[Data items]
** Begin **

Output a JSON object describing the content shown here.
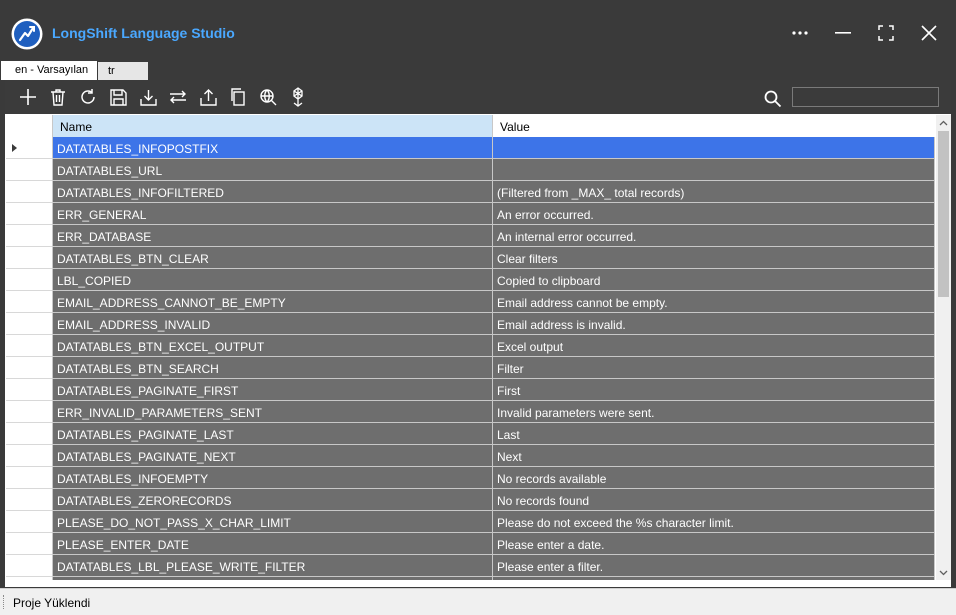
{
  "app": {
    "title": "LongShift Language Studio"
  },
  "window_controls": {
    "more_icon": "more-horizontal-icon",
    "minimize_icon": "minimize-icon",
    "maximize_icon": "maximize-icon",
    "close_icon": "close-icon"
  },
  "tabs": [
    {
      "label": "en - Varsayılan",
      "active": true
    },
    {
      "label": "tr",
      "active": false
    }
  ],
  "toolbar": {
    "buttons": [
      "add-icon",
      "delete-icon",
      "refresh-icon",
      "save-icon",
      "import-icon",
      "compare-icon",
      "export-icon",
      "copy-icon",
      "translate-icon",
      "deploy-icon"
    ],
    "search_icon": "search-icon",
    "search_value": ""
  },
  "grid": {
    "columns": {
      "name": "Name",
      "value": "Value"
    },
    "selected_index": 0,
    "rows": [
      {
        "name": "DATATABLES_INFOPOSTFIX",
        "value": ""
      },
      {
        "name": "DATATABLES_URL",
        "value": ""
      },
      {
        "name": "DATATABLES_INFOFILTERED",
        "value": "(Filtered from _MAX_ total records)"
      },
      {
        "name": "ERR_GENERAL",
        "value": "An error occurred."
      },
      {
        "name": "ERR_DATABASE",
        "value": "An internal error occurred."
      },
      {
        "name": "DATATABLES_BTN_CLEAR",
        "value": "Clear filters"
      },
      {
        "name": "LBL_COPIED",
        "value": "Copied to clipboard"
      },
      {
        "name": "EMAIL_ADDRESS_CANNOT_BE_EMPTY",
        "value": "Email address cannot be empty."
      },
      {
        "name": "EMAIL_ADDRESS_INVALID",
        "value": "Email address is invalid."
      },
      {
        "name": "DATATABLES_BTN_EXCEL_OUTPUT",
        "value": "Excel output"
      },
      {
        "name": "DATATABLES_BTN_SEARCH",
        "value": "Filter"
      },
      {
        "name": "DATATABLES_PAGINATE_FIRST",
        "value": "First"
      },
      {
        "name": "ERR_INVALID_PARAMETERS_SENT",
        "value": "Invalid parameters were sent."
      },
      {
        "name": "DATATABLES_PAGINATE_LAST",
        "value": "Last"
      },
      {
        "name": "DATATABLES_PAGINATE_NEXT",
        "value": "Next"
      },
      {
        "name": "DATATABLES_INFOEMPTY",
        "value": "No records available"
      },
      {
        "name": "DATATABLES_ZERORECORDS",
        "value": "No records found"
      },
      {
        "name": "PLEASE_DO_NOT_PASS_X_CHAR_LIMIT",
        "value": "Please do not exceed the %s character limit."
      },
      {
        "name": "PLEASE_ENTER_DATE",
        "value": "Please enter a date."
      },
      {
        "name": "DATATABLES_LBL_PLEASE_WRITE_FILTER",
        "value": "Please enter a filter."
      },
      {
        "name": "",
        "value": ""
      }
    ]
  },
  "status": {
    "text": "Proje Yüklendi"
  },
  "colors": {
    "accent": "#4aa8ff",
    "selection": "#3d74e8",
    "cell_bg": "#6e6e6e",
    "header_selected": "#cce4f7"
  }
}
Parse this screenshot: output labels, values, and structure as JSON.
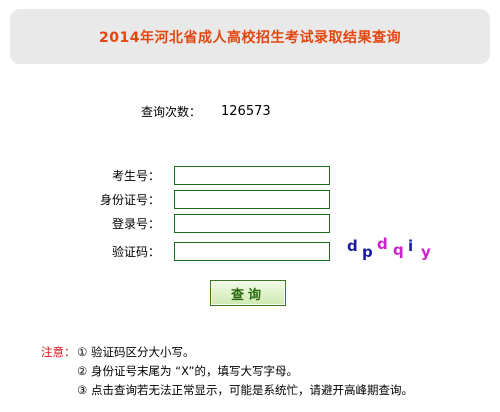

** End **

Write the lines above out again exactly, without any of their pictures.

| EXERCISE OUTPUT |
Output a JSON object describing the content shown here.
{
  "app": {
    "title": "LongShift Language Studio"
  },
  "window_controls": {
    "more_icon": "more-horizontal-icon",
    "minimize_icon": "minimize-icon",
    "maximize_icon": "maximize-icon",
    "close_icon": "close-icon"
  },
  "tabs": [
    {
      "label": "en - Varsayılan",
      "active": true
    },
    {
      "label": "tr",
      "active": false
    }
  ],
  "toolbar": {
    "buttons": [
      "add-icon",
      "delete-icon",
      "refresh-icon",
      "save-icon",
      "import-icon",
      "compare-icon",
      "export-icon",
      "copy-icon",
      "translate-icon",
      "deploy-icon"
    ],
    "search_icon": "search-icon",
    "search_value": ""
  },
  "grid": {
    "columns": {
      "name": "Name",
      "value": "Value"
    },
    "selected_index": 0,
    "rows": [
      {
        "name": "DATATABLES_INFOPOSTFIX",
        "value": ""
      },
      {
        "name": "DATATABLES_URL",
        "value": ""
      },
      {
        "name": "DATATABLES_INFOFILTERED",
        "value": "(Filtered from _MAX_ total records)"
      },
      {
        "name": "ERR_GENERAL",
        "value": "An error occurred."
      },
      {
        "name": "ERR_DATABASE",
        "value": "An internal error occurred."
      },
      {
        "name": "DATATABLES_BTN_CLEAR",
        "value": "Clear filters"
      },
      {
        "name": "LBL_COPIED",
        "value": "Copied to clipboard"
      },
      {
        "name": "EMAIL_ADDRESS_CANNOT_BE_EMPTY",
        "value": "Email address cannot be empty."
      },
      {
        "name": "EMAIL_ADDRESS_INVALID",
        "value": "Email address is invalid."
      },
      {
        "name": "DATATABLES_BTN_EXCEL_OUTPUT",
        "value": "Excel output"
      },
      {
        "name": "DATATABLES_BTN_SEARCH",
        "value": "Filter"
      },
      {
        "name": "DATATABLES_PAGINATE_FIRST",
        "value": "First"
      },
      {
        "name": "ERR_INVALID_PARAMETERS_SENT",
        "value": "Invalid parameters were sent."
      },
      {
        "name": "DATATABLES_PAGINATE_LAST",
        "value": "Last"
      },
      {
        "name": "DATATABLES_PAGINATE_NEXT",
        "value": "Next"
      },
      {
        "name": "DATATABLES_INFOEMPTY",
        "value": "No records available"
      },
      {
        "name": "DATATABLES_ZERORECORDS",
        "value": "No records found"
      },
      {
        "name": "PLEASE_DO_NOT_PASS_X_CHAR_LIMIT",
        "value": "Please do not exceed the %s character limit."
      },
      {
        "name": "PLEASE_ENTER_DATE",
        "value": "Please enter a date."
      },
      {
        "name": "DATATABLES_LBL_PLEASE_WRITE_FILTER",
        "value": "Please enter a filter."
      },
      {
        "name": "",
        "value": ""
      }
    ]
  },
  "status": {
    "text": "Proje Yüklendi"
  },
  "colors": {
    "accent": "#4aa8ff",
    "selection": "#3d74e8",
    "cell_bg": "#6e6e6e",
    "header_selected": "#cce4f7"
  }
}
Parse this screenshot: output labels, values, and structure as JSON.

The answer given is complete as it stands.